* START Records *
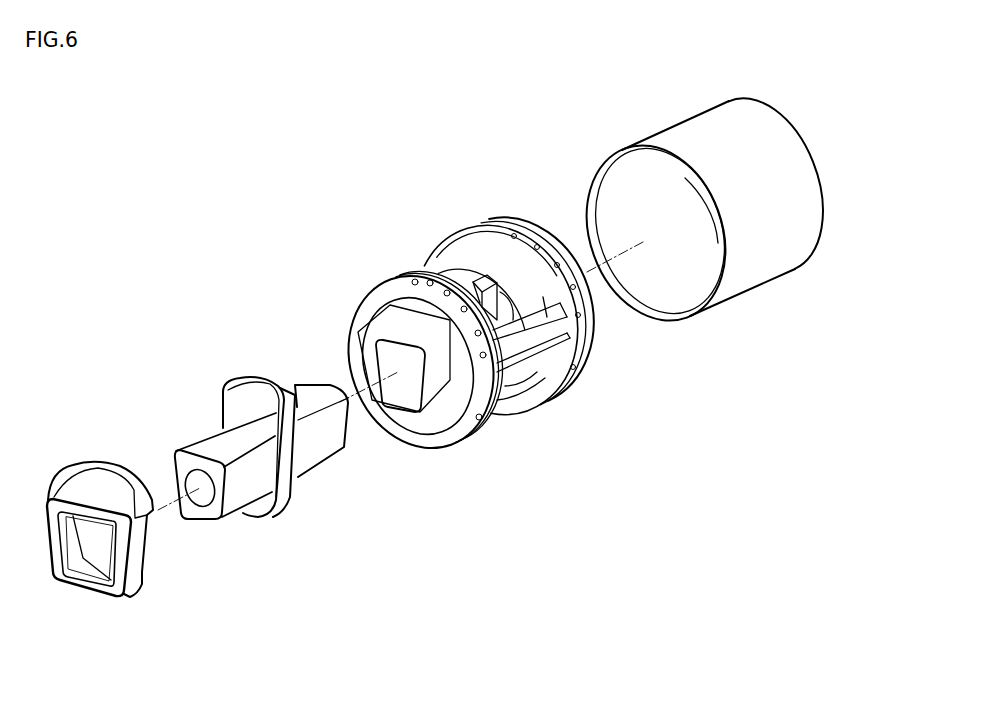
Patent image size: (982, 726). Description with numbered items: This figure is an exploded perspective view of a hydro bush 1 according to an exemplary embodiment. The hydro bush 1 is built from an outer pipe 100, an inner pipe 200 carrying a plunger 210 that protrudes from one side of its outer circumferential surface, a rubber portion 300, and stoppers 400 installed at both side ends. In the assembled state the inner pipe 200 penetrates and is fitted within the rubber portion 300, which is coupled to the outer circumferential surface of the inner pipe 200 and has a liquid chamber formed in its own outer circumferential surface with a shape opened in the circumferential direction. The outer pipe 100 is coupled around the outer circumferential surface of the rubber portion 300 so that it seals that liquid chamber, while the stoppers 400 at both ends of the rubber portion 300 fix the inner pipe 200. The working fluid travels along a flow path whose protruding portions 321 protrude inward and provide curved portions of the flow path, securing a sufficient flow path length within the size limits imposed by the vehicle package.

The hydro bush 1 is at (317, 227).
The outer pipe 100 is at (721, 329).
The inner pipe 200 is at (303, 525).
The plunger 210 is at (247, 398).
The rubber portion 300 is at (535, 427).
The protruding portion 321 is at (499, 236).
The stopper 400 is at (143, 613).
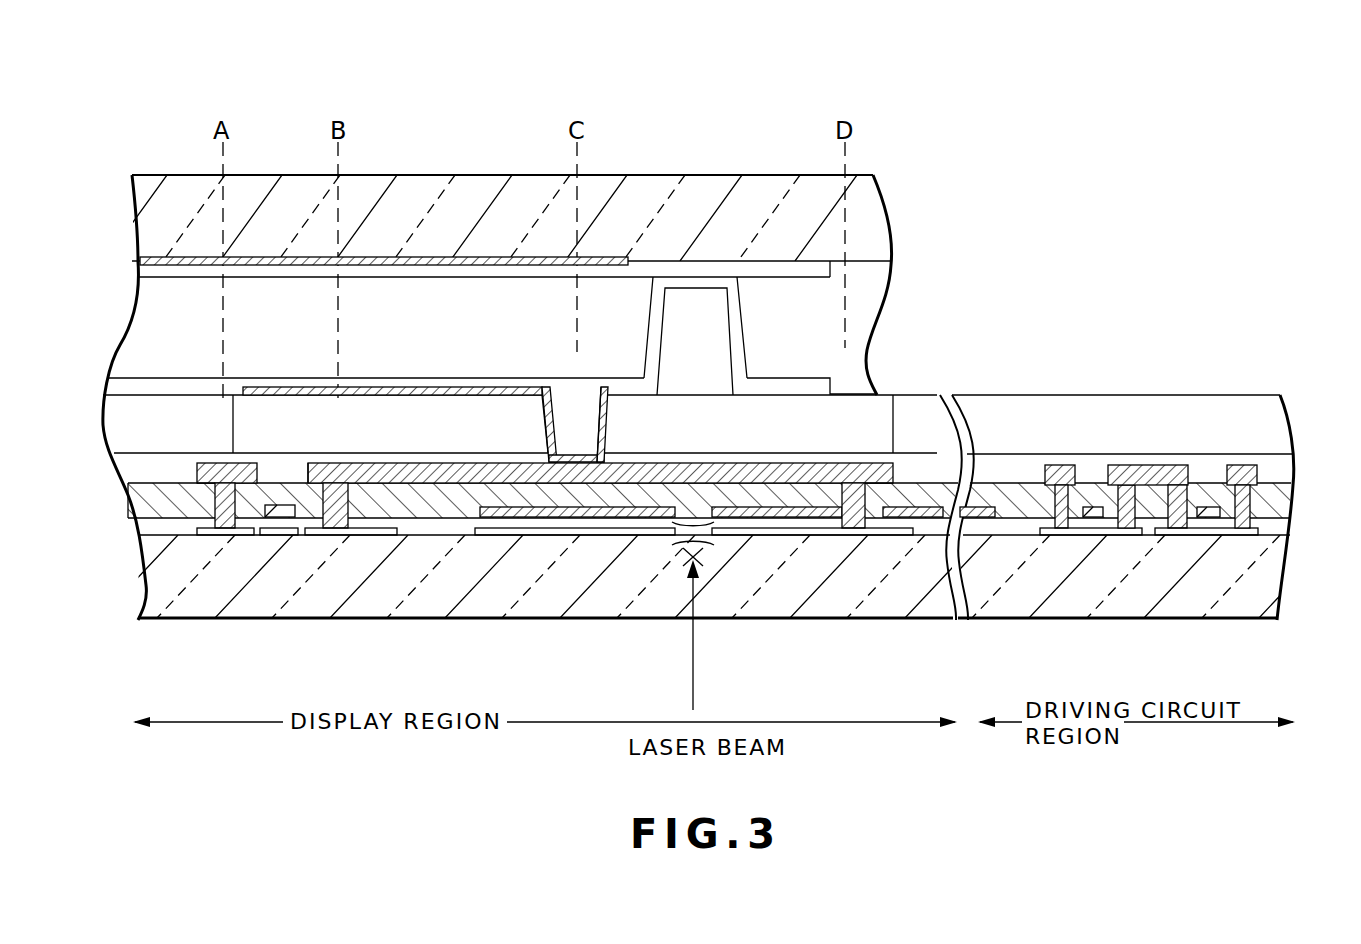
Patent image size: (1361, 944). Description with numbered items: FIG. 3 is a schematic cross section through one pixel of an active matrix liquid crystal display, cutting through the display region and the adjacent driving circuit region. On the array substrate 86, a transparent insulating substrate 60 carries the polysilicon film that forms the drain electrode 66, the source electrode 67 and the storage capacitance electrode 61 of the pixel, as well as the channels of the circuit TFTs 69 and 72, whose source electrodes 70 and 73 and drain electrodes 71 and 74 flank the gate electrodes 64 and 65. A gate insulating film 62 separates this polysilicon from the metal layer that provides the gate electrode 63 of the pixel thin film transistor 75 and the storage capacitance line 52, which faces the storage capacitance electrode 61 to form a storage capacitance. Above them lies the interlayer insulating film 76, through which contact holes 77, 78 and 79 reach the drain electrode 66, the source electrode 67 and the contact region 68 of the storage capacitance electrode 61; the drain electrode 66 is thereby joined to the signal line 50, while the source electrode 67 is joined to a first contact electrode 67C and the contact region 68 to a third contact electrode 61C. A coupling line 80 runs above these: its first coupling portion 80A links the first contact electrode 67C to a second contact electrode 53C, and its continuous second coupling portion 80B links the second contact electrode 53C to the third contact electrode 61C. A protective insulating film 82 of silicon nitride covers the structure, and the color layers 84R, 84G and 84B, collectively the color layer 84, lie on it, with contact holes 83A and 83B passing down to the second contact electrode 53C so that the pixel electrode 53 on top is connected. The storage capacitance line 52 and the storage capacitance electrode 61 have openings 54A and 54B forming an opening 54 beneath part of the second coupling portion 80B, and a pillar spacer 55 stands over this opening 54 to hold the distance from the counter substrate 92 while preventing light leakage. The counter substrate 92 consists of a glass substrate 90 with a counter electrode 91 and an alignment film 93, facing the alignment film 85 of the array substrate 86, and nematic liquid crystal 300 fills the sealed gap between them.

The signal line 50 is at (210, 466).
The storage capacitance line 52 is at (494, 518).
The pixel electrode 53 is at (397, 388).
The second contact electrode 53C is at (588, 462).
The opening 54 is at (695, 591).
The opening in storage capacitance line 54A is at (690, 550).
The opening in storage capacitance electrode 54B is at (700, 550).
The pillar spacer 55 is at (724, 352).
The transparent insulating substrate 60 is at (1272, 600).
The storage capacitance electrode 61 is at (545, 536).
The third contact electrode 61C is at (848, 464).
The gate insulating film 62 is at (140, 527).
The gate electrode 63 is at (278, 505).
The gate electrode of circuit TFT 64 is at (1094, 506).
The gate electrode of circuit TFT 65 is at (1207, 506).
The drain electrode 66 is at (224, 530).
The source electrode 67 is at (338, 530).
The first contact electrode 67C is at (338, 486).
The contact region 68 is at (855, 530).
The N-channel circuit TFT 69 is at (1092, 535).
The source electrode of circuit TFT 70 is at (1060, 535).
The drain electrode of circuit TFT 71 is at (1127, 530).
The circuit TFT 72 is at (1213, 533).
The source electrode of circuit TFT 73 is at (1176, 530).
The drain electrode of circuit TFT 74 is at (1244, 530).
The thin film transistor 75 is at (278, 550).
The interlayer insulating film 76 is at (135, 497).
The contact hole 77 is at (205, 497).
The contact hole 78 is at (353, 480).
The contact hole 79 is at (870, 532).
The coupling line 80 is at (464, 458).
The first coupling portion 80A is at (428, 490).
The second coupling portion 80B is at (628, 490).
The protective insulating film 82 is at (1277, 496).
The contact hole 83A is at (534, 460).
The contact hole 83B is at (600, 416).
The color layer 84 is at (1236, 410).
The green color layer 84G is at (173, 412).
The red color layer 84R is at (242, 408).
The blue color layer 84B is at (915, 397).
The alignment film 85 is at (120, 382).
The array substrate 86 is at (132, 574).
The glass substrate 90 is at (880, 232).
The counter electrode 91 is at (608, 257).
The counter substrate 92 is at (112, 236).
The alignment film 93 is at (142, 270).
The nematic liquid crystal 300 is at (120, 340).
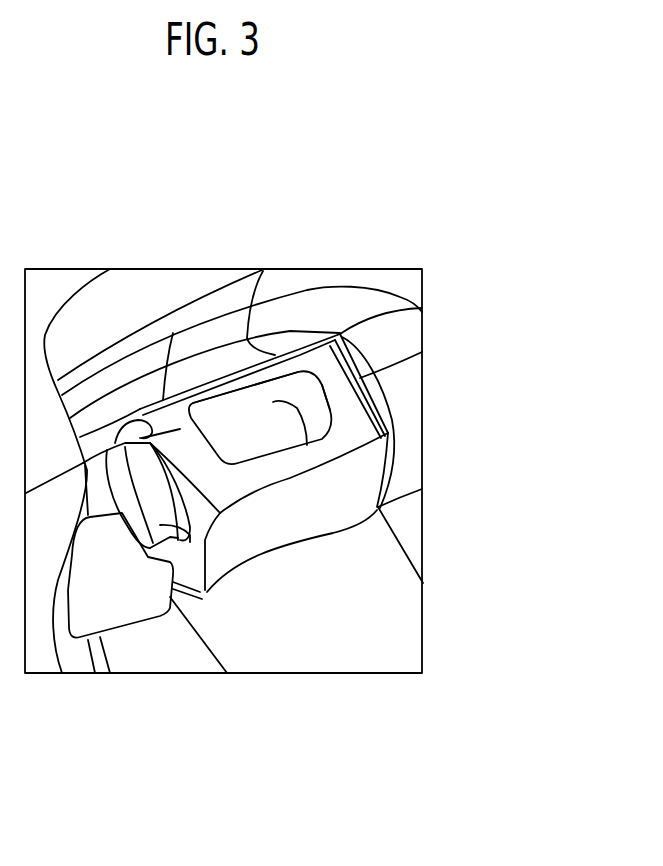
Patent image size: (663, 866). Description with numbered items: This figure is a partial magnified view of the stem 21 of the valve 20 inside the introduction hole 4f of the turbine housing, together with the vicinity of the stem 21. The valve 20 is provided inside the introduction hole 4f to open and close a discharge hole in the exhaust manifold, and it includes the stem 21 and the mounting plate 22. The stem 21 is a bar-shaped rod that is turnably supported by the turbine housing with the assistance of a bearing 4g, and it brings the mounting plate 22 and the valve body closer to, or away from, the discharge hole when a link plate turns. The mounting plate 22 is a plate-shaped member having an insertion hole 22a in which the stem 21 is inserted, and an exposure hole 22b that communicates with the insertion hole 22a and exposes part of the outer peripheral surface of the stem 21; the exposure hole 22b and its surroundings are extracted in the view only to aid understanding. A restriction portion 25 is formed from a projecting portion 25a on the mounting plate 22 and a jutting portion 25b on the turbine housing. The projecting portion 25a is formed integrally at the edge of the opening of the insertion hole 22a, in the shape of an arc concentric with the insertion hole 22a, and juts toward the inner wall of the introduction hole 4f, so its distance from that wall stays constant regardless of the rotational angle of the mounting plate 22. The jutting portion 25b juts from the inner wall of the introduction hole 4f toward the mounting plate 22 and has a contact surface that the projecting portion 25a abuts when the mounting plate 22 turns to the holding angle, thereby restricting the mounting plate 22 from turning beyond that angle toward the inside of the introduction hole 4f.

The introduction hole 4f is at (112, 290).
The bearing 4g is at (410, 463).
The valve 20 is at (282, 382).
The stem 21 is at (277, 400).
The mounting plate 22 is at (278, 428).
The insertion hole 22a is at (390, 417).
The exposure hole 22b is at (237, 393).
The restriction portion 25 is at (159, 619).
The projecting portion 25a is at (206, 600).
The jutting portion 25b is at (123, 577).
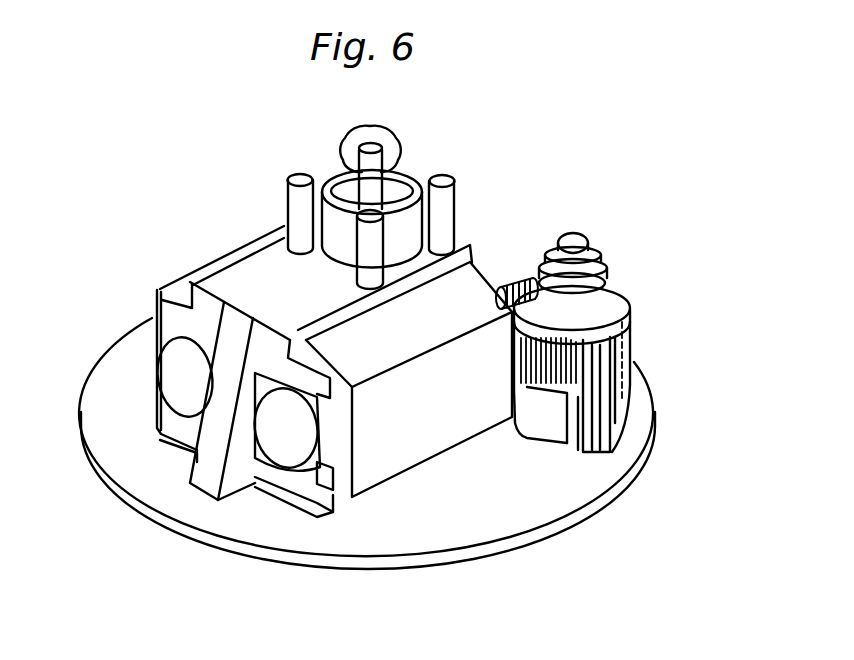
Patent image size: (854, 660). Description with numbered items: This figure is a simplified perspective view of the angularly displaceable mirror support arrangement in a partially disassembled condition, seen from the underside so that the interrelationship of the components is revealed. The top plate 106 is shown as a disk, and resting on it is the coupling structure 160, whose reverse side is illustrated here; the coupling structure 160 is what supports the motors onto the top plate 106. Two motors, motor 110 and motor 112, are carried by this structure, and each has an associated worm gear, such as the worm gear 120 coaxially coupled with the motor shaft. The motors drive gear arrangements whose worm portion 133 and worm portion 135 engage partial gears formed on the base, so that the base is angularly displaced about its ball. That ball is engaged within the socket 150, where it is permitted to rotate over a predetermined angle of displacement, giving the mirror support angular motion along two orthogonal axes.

The top plate 106 is at (535, 510).
The motor 110 is at (414, 433).
The motor 112 is at (182, 380).
The worm gear 120 is at (509, 283).
The worm portion 133 is at (590, 234).
The worm portion 135 is at (397, 155).
The socket 150 is at (337, 166).
The coupling structure 160 is at (210, 452).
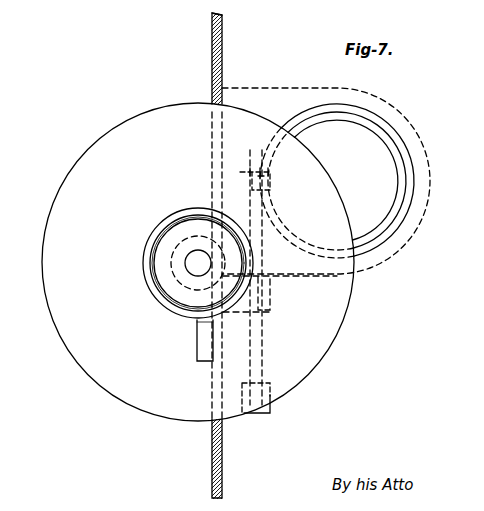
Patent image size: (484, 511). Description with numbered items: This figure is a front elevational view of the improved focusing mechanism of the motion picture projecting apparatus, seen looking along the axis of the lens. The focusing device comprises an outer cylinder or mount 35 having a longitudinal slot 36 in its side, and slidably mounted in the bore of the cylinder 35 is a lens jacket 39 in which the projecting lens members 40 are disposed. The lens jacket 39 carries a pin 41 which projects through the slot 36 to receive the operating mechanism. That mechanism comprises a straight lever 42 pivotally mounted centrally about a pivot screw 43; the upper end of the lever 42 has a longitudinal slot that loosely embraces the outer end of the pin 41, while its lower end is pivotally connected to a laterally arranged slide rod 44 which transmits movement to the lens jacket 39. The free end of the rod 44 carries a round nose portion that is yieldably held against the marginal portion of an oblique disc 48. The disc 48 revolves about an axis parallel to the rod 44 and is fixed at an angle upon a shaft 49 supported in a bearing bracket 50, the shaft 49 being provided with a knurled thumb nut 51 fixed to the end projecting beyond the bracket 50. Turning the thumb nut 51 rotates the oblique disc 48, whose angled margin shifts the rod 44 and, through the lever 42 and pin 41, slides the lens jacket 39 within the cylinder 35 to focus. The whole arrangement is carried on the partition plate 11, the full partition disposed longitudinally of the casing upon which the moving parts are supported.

The partition plate 11 is at (222, 40).
The outer cylinder or mount 35 is at (302, 113).
The longitudinal slot 36 is at (271, 173).
The lens jacket 39 is at (400, 176).
The projecting lens members 40 is at (370, 156).
The pin 41 is at (251, 171).
The straight lever 42 is at (262, 345).
The pivot screw 43 is at (270, 309).
The slide rod 44 is at (245, 418).
The oblique disc 48 is at (74, 170).
The shaft 49 is at (195, 268).
The bearing bracket 50 is at (197, 353).
The knurled thumb nut 51 is at (174, 214).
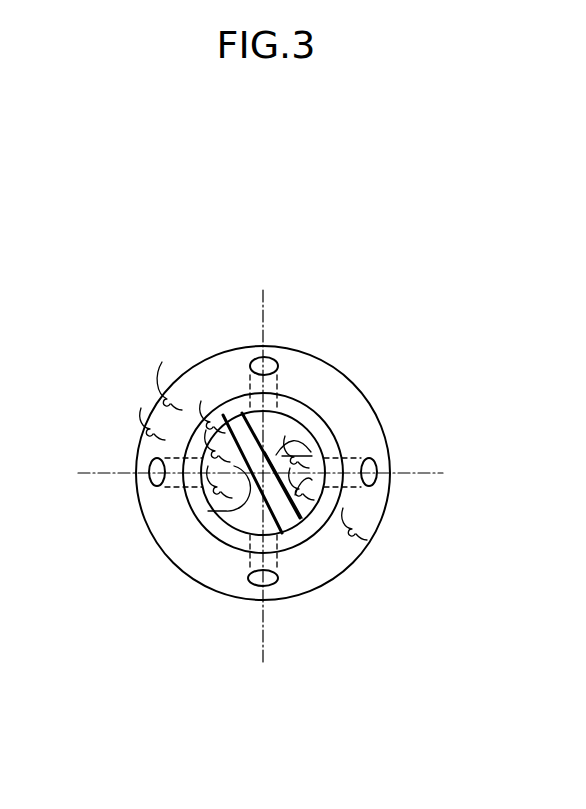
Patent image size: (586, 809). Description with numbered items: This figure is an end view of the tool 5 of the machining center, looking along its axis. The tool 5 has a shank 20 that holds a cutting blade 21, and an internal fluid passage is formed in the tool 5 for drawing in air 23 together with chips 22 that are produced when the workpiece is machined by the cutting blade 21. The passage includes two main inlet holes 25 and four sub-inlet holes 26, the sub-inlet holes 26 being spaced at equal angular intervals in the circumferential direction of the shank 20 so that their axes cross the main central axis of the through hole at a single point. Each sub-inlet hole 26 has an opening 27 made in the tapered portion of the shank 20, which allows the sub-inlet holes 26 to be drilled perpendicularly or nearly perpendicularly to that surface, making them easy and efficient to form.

The tool 5 is at (368, 387).
The shank 20 is at (374, 403).
The cutting blade 21 is at (311, 528).
The chips 22 is at (132, 421).
The air 23 is at (270, 362).
The main inlet hole 25 is at (214, 430).
The sub-inlet hole 26 is at (288, 377).
The opening 27 is at (278, 366).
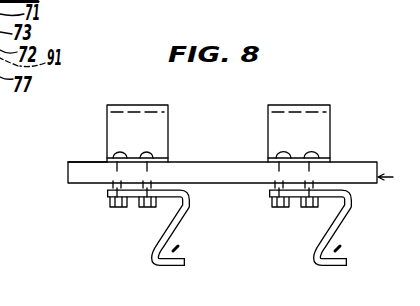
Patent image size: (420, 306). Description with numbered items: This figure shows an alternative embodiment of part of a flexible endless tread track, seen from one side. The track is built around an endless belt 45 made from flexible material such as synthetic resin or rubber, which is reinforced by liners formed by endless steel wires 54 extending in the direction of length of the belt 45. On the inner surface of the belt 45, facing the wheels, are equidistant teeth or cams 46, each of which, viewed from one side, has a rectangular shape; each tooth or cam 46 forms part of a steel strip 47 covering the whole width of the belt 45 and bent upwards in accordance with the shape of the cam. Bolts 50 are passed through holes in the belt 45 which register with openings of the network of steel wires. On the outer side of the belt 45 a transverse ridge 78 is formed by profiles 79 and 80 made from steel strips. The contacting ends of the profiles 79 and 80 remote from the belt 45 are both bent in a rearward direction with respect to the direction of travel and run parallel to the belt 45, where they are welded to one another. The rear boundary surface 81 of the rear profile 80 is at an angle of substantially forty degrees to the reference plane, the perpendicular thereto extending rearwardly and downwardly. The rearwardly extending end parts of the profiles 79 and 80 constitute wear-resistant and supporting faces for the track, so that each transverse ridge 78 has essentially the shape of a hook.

The endless belt 45 is at (79, 161).
The tooth or cam 46 is at (157, 107).
The steel strip 47 is at (139, 155).
The bolt 50 is at (114, 208).
The endless steel wire 54 is at (58, 172).
The transverse ridge 78 is at (151, 247).
The profile 79 is at (160, 226).
The rear profile 80 is at (188, 208).
The rear boundary surface 81 is at (176, 231).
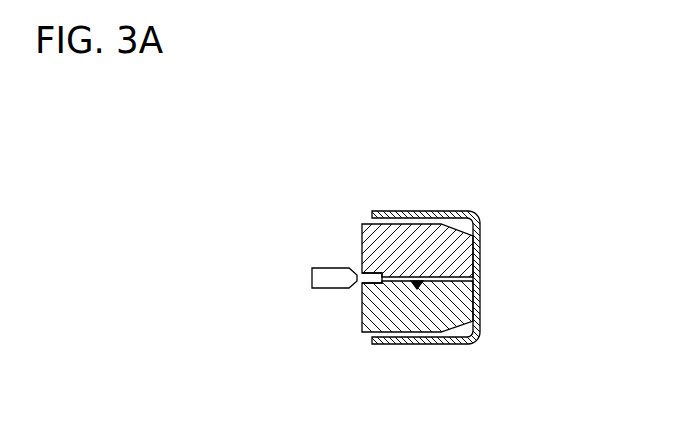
* END Records *
**Exercise instructions**
Change "exploded perspective view" to "exploded isometric view" in the lines from the first one up to and including the line with "The stopper 400 is at (143, 613).", and give those lines again with nothing else altered and no pictures.

**Finished task**
Patent image size: (982, 726). Description with numbered items: This figure is an exploded isometric view of a hydro bush 1 according to an exemplary embodiment. The hydro bush 1 is built from an outer pipe 100, an inner pipe 200 carrying a plunger 210 that protrudes from one side of its outer circumferential surface, a rubber portion 300, and stoppers 400 installed at both side ends. In the assembled state the inner pipe 200 penetrates and is fitted within the rubber portion 300, which is coupled to the outer circumferential surface of the inner pipe 200 and has a liquid chamber formed in its own outer circumferential surface with a shape opened in the circumferential direction. The outer pipe 100 is coupled around the outer circumferential surface of the rubber portion 300 so that it seals that liquid chamber, while the stoppers 400 at both ends of the rubber portion 300 fix the inner pipe 200. The working fluid travels along a flow path whose protruding portions 321 protrude inward and provide curved portions of the flow path, securing a sufficient flow path length within the size limits imposed by the vehicle package.

The hydro bush 1 is at (317, 227).
The outer pipe 100 is at (721, 329).
The inner pipe 200 is at (303, 525).
The plunger 210 is at (247, 398).
The rubber portion 300 is at (535, 427).
The protruding portion 321 is at (499, 236).
The stopper 400 is at (143, 613).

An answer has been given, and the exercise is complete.